Where the string "効果測定は早めに受けましょう" occurs in the material below, report the whole line.

Part of a data file
>> start
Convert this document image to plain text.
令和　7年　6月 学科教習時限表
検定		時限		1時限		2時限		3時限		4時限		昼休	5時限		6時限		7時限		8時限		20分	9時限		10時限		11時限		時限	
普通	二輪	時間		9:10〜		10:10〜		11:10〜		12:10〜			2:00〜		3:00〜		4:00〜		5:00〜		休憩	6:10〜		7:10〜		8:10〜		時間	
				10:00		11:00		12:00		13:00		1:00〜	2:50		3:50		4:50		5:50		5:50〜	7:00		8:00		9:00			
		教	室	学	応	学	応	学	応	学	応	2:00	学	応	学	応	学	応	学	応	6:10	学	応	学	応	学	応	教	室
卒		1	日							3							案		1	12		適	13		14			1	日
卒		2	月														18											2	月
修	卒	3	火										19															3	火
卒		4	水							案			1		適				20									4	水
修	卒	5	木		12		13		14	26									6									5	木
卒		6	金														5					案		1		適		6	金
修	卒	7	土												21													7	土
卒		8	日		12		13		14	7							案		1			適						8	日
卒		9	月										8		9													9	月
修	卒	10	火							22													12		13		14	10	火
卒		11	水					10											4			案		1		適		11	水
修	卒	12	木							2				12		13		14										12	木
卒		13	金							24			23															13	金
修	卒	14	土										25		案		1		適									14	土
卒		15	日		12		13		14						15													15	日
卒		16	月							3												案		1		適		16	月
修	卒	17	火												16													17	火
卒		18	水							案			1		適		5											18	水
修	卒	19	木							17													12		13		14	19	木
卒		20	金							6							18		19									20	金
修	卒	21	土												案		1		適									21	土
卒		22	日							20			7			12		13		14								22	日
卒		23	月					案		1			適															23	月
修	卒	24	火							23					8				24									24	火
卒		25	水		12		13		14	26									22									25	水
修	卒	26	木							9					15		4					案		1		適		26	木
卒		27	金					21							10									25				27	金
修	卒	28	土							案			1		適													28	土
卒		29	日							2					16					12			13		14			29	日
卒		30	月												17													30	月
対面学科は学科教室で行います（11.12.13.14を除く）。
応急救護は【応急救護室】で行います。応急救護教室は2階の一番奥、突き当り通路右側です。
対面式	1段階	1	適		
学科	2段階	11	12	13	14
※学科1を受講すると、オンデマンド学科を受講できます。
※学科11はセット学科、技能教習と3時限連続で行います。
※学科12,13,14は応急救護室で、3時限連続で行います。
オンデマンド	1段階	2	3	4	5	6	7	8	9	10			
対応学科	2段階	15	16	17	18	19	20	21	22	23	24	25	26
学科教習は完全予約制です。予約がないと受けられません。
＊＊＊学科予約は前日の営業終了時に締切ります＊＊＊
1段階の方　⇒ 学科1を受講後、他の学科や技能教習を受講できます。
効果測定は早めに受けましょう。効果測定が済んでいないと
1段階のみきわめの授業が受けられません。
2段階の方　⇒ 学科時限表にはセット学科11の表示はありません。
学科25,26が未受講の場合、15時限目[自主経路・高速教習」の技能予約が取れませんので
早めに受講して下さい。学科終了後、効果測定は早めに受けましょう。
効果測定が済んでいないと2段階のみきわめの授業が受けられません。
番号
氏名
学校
>> end
**Written solution:**
効果測定は早めに受けましょう。効果測定が済んでいないと
早めに受講して下さい。学科終了後、効果測定は早めに受けましょう。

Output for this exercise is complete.